● **Description of the task**:
Reproduce each line bearing the word "auch".
* begin Excerpted records *
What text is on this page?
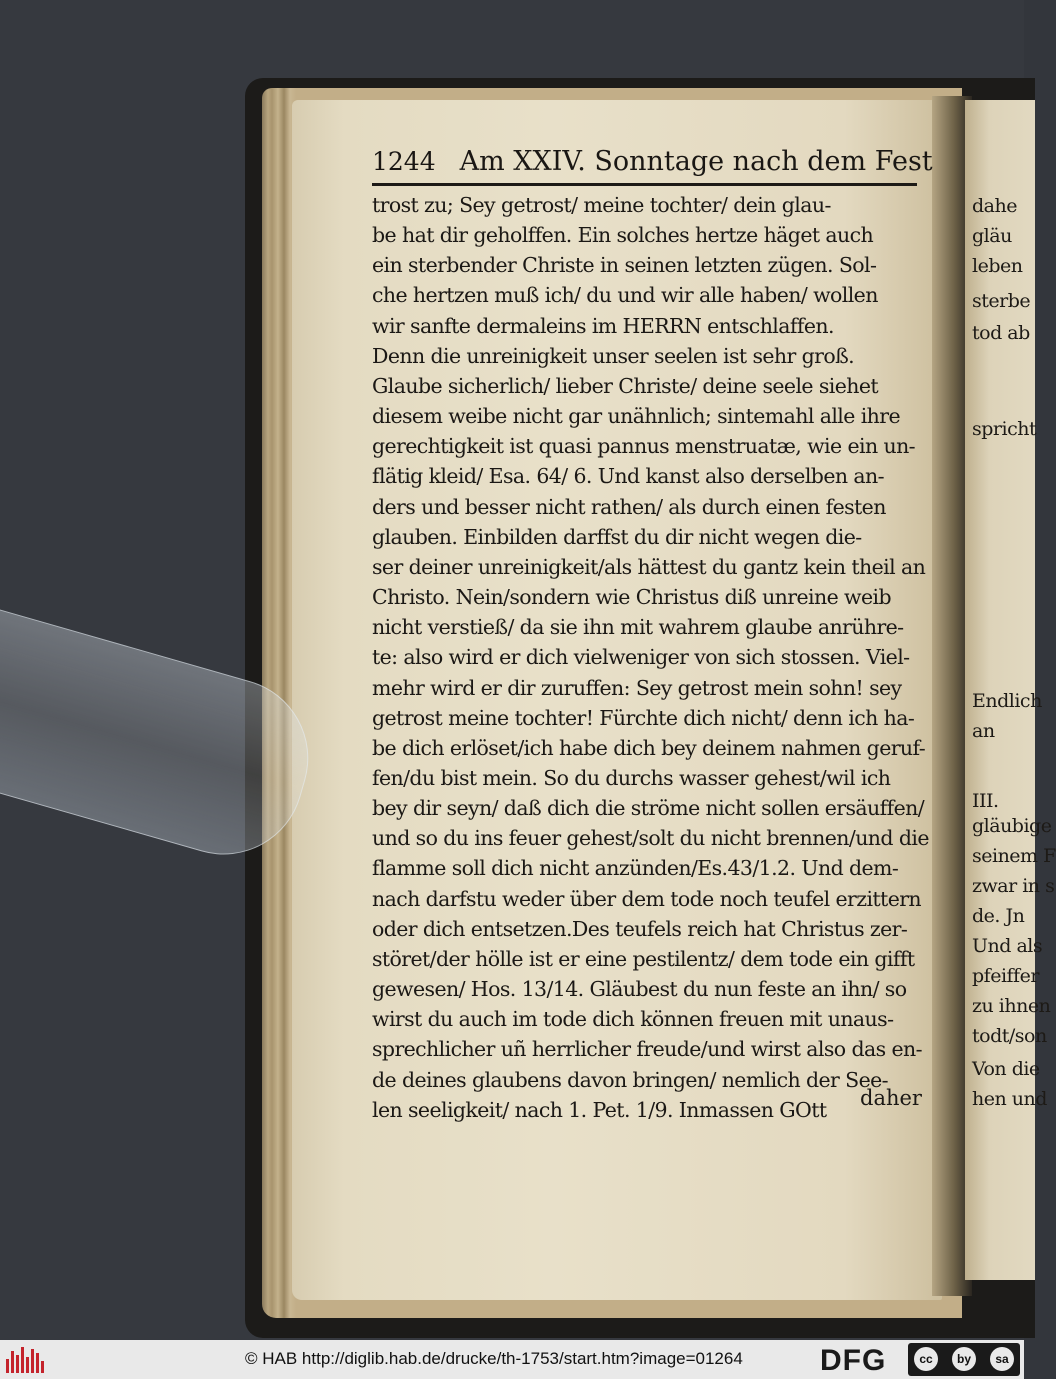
1244 Am XXIV. Sonntage nach dem Fest
trost zu; Sey getrost/ meine tochter/ dein glau-
be hat dir geholffen. Ein solches hertze häget auch
ein sterbender Christe in seinen letzten zügen. Sol-
che hertzen muß ich/ du und wir alle haben/ wollen
wir sanfte dermaleins im HERRN entschlaffen.
Denn die unreinigkeit unser seelen ist sehr groß.
Glaube sicherlich/ lieber Christe/ deine seele siehet
diesem weibe nicht gar unähnlich; sintemahl alle ihre
gerechtigkeit ist quasi pannus menstruatæ, wie ein un-
flätig kleid/ Esa. 64/ 6. Und kanst also derselben an-
ders und besser nicht rathen/ als durch einen festen
glauben. Einbilden darffst du dir nicht wegen die-
ser deiner unreinigkeit/als hättest du gantz kein theil an
Christo. Nein/sondern wie Christus diß unreine weib
nicht verstieß/ da sie ihn mit wahrem glaube anrühre-
te: also wird er dich vielweniger von sich stossen. Viel-
mehr wird er dir zuruffen: Sey getrost mein sohn! sey
getrost meine tochter! Fürchte dich nicht/ denn ich ha-
be dich erlöset/ich habe dich bey deinem nahmen geruf-
fen/du bist mein. So du durchs wasser gehest/wil ich
bey dir seyn/ daß dich die ströme nicht sollen ersäuffen/
und so du ins feuer gehest/solt du nicht brennen/und die
flamme soll dich nicht anzünden/Es.43/1.2. Und dem-
nach darfstu weder über dem tode noch teufel erzittern
oder dich entsetzen.Des teufels reich hat Christus zer-
störet/der hölle ist er eine pestilentz/ dem tode ein gifft
gewesen/ Hos. 13/14. Gläubest du nun feste an ihn/ so
wirst du auch im tode dich können freuen mit unaus-
sprechlicher uñ herrlicher freude/und wirst also das en-
de deines glaubens davon bringen/ nemlich der See-
len seeligkeit/ nach 1. Pet. 1/9. Inmassen GOtt	daher
dahe
gläu
leben
sterbe
tod ab
spricht
Endlich
an
III.
gläubige
seinem F
zwar in s
de. Jn
Und als
pfeiffer
zu ihnen
todt/son
Von die
hen und
© HAB http://diglib.hab.de/drucke/th-1753/start.htm?image=01264	DFG	cc	by	sa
* end Excerpted records *
● **Output below**:
be hat dir geholffen. Ein solches hertze häget auch
wirst du auch im tode dich können freuen mit unaus-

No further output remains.